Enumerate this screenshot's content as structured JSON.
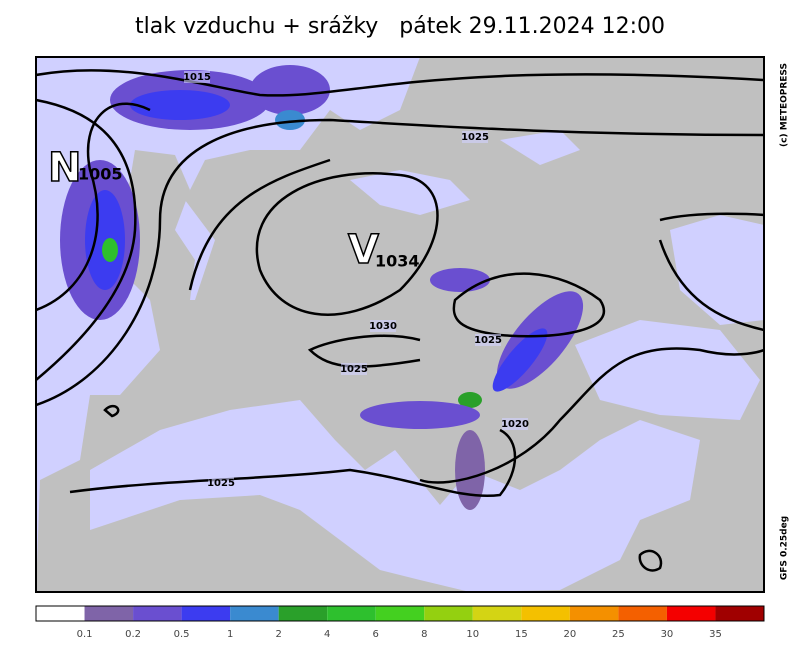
{
  "title": "tlak vzduchu + srážky   pátek 29.11.2024 12:00",
  "credit": "(c) METEOPRESS",
  "model": "GFS 0.25deg",
  "pressure_centers": [
    {
      "letter": "N",
      "value": "1005"
    },
    {
      "letter": "V",
      "value": "1034"
    }
  ],
  "isobar_labels": [
    "1015",
    "1025",
    "1030",
    "1025",
    "1025",
    "1020",
    "1025"
  ],
  "legend": {
    "colors": [
      "#ffffff",
      "#7f64a8",
      "#6a4fd0",
      "#3c3cf0",
      "#3a8ad0",
      "#2aa02a",
      "#2ec02e",
      "#44d020",
      "#94d010",
      "#d4d414",
      "#f4c000",
      "#f49000",
      "#f46000",
      "#f40000",
      "#a00000"
    ],
    "labels": [
      "0.1",
      "0.2",
      "0.5",
      "1",
      "2",
      "4",
      "6",
      "8",
      "10",
      "15",
      "20",
      "25",
      "30",
      "35"
    ]
  }
}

########################################

## DO THIS:
Give back every line exactly as it stands, pictures excluded.

## RESULT OF THIS EXERCISE:
Enumerate this screenshot's content as structured JSON.
{
  "title": "tlak vzduchu + srážky   pátek 29.11.2024 12:00",
  "credit": "(c) METEOPRESS",
  "model": "GFS 0.25deg",
  "pressure_centers": [
    {
      "letter": "N",
      "value": "1005"
    },
    {
      "letter": "V",
      "value": "1034"
    }
  ],
  "isobar_labels": [
    "1015",
    "1025",
    "1030",
    "1025",
    "1025",
    "1020",
    "1025"
  ],
  "legend": {
    "colors": [
      "#ffffff",
      "#7f64a8",
      "#6a4fd0",
      "#3c3cf0",
      "#3a8ad0",
      "#2aa02a",
      "#2ec02e",
      "#44d020",
      "#94d010",
      "#d4d414",
      "#f4c000",
      "#f49000",
      "#f46000",
      "#f40000",
      "#a00000"
    ],
    "labels": [
      "0.1",
      "0.2",
      "0.5",
      "1",
      "2",
      "4",
      "6",
      "8",
      "10",
      "15",
      "20",
      "25",
      "30",
      "35"
    ]
  }
}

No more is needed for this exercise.